Spatial annotation entries:
________________
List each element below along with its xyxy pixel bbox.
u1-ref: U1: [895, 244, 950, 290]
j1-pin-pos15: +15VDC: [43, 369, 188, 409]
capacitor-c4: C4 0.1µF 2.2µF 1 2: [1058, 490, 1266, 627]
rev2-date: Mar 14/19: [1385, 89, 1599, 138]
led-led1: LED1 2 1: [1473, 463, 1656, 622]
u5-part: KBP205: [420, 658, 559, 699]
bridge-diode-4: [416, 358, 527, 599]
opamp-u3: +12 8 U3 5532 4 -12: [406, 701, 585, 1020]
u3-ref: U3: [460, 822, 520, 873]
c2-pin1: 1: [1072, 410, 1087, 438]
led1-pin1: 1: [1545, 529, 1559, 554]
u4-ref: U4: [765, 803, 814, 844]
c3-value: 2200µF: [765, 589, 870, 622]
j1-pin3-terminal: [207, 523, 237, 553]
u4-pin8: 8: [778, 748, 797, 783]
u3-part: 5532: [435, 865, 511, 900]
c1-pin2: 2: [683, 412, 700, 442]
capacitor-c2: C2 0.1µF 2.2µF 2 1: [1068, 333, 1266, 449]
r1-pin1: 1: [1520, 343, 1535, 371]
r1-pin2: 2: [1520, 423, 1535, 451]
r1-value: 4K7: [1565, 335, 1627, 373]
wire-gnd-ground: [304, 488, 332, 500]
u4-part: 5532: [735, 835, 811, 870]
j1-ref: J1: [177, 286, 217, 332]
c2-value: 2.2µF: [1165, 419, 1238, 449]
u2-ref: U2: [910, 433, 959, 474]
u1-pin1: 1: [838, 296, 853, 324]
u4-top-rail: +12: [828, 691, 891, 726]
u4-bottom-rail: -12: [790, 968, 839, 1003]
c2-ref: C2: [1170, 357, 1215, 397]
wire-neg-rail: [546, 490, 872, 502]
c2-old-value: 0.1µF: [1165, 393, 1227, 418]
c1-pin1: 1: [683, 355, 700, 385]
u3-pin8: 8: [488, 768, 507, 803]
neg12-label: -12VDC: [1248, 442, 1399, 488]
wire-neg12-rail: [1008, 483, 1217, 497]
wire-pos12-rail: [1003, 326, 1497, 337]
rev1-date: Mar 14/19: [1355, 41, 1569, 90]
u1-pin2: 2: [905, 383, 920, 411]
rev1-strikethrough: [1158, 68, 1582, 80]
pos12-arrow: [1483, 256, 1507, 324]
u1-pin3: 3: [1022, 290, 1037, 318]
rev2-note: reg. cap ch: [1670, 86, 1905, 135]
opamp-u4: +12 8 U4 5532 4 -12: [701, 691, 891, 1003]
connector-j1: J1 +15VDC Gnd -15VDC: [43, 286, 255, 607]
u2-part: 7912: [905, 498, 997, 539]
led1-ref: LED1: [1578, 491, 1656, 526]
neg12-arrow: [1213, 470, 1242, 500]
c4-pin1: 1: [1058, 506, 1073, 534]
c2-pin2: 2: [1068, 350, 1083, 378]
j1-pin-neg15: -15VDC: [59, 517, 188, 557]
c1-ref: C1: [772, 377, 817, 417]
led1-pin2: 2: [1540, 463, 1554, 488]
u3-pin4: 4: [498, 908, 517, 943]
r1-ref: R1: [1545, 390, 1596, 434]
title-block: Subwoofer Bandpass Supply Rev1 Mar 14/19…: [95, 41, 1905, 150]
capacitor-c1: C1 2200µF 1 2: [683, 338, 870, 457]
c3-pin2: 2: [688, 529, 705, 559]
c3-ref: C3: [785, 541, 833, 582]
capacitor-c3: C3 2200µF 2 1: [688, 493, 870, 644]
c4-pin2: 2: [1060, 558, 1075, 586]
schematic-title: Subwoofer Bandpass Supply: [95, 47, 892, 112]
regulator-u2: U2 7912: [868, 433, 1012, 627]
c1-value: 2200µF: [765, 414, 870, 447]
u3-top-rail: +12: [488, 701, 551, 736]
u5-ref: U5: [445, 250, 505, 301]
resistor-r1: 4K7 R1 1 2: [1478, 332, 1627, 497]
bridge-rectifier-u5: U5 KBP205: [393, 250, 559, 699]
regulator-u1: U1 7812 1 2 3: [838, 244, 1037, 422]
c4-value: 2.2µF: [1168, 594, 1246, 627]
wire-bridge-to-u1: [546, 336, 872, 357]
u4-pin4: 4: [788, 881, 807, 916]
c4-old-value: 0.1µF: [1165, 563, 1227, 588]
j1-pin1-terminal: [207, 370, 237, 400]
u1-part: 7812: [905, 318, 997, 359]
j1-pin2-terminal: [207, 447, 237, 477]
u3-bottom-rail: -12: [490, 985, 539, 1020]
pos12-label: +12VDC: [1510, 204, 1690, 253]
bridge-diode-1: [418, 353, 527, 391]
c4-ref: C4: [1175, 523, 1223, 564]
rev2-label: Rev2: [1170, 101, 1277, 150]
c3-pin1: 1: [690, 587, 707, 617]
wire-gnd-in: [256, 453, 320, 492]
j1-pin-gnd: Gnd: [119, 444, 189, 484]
________________
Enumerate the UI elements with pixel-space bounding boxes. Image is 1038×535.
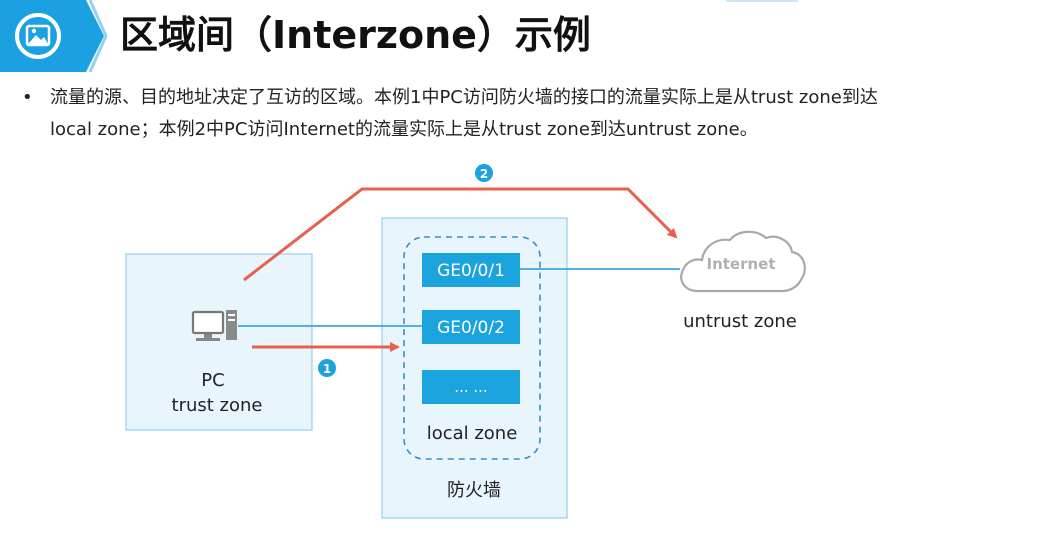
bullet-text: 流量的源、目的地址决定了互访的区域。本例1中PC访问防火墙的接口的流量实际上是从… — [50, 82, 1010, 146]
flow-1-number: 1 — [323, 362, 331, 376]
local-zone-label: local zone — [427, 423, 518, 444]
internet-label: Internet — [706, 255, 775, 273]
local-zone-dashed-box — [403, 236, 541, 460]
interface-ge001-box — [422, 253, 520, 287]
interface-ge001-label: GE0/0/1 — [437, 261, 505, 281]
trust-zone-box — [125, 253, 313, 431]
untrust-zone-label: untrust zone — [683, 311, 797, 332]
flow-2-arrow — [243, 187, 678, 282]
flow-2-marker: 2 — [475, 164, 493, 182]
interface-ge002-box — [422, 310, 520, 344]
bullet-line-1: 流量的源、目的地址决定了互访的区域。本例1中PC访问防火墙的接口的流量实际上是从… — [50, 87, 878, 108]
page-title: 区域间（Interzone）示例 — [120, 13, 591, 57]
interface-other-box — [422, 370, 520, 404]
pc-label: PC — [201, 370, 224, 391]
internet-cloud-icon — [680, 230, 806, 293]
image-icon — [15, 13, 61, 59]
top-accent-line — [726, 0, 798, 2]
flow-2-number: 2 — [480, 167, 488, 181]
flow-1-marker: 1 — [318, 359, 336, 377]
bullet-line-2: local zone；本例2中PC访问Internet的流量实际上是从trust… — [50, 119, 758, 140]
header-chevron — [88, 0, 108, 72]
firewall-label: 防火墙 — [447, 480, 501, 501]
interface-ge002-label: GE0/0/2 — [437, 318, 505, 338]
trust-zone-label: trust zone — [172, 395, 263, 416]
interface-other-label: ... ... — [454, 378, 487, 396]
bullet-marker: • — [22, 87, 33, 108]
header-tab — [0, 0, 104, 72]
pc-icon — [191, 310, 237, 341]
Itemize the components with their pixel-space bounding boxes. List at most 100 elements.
________________
▶ [Exercise aim]: Reproduce the data unchanged, from the line containing "bullet-text: 流量的源、目的地址决定了互访的区域。本例1中PC访问防火墙的接口的流量实际上是从… —" through the line containing "bullet-line-1: 流量的源、目的地址决定了互访的区域。本例1中PC访问防火墙的接口的流量实际上是从… —", including both of those lines.

▶ [Solution for this problem]:
bullet-text: 流量的源、目的地址决定了互访的区域。本例1中PC访问防火墙的接口的流量实际上是从… — [50, 82, 1010, 146]
flow-1-number: 1 — [323, 362, 331, 376]
local-zone-label: local zone — [427, 423, 518, 444]
internet-label: Internet — [706, 255, 775, 273]
local-zone-dashed-box — [403, 236, 541, 460]
interface-ge001-box — [422, 253, 520, 287]
interface-ge001-label: GE0/0/1 — [437, 261, 505, 281]
trust-zone-box — [125, 253, 313, 431]
untrust-zone-label: untrust zone — [683, 311, 797, 332]
flow-2-arrow — [243, 187, 678, 282]
flow-2-marker: 2 — [475, 164, 493, 182]
interface-ge002-box — [422, 310, 520, 344]
bullet-line-1: 流量的源、目的地址决定了互访的区域。本例1中PC访问防火墙的接口的流量实际上是从… — [50, 87, 878, 108]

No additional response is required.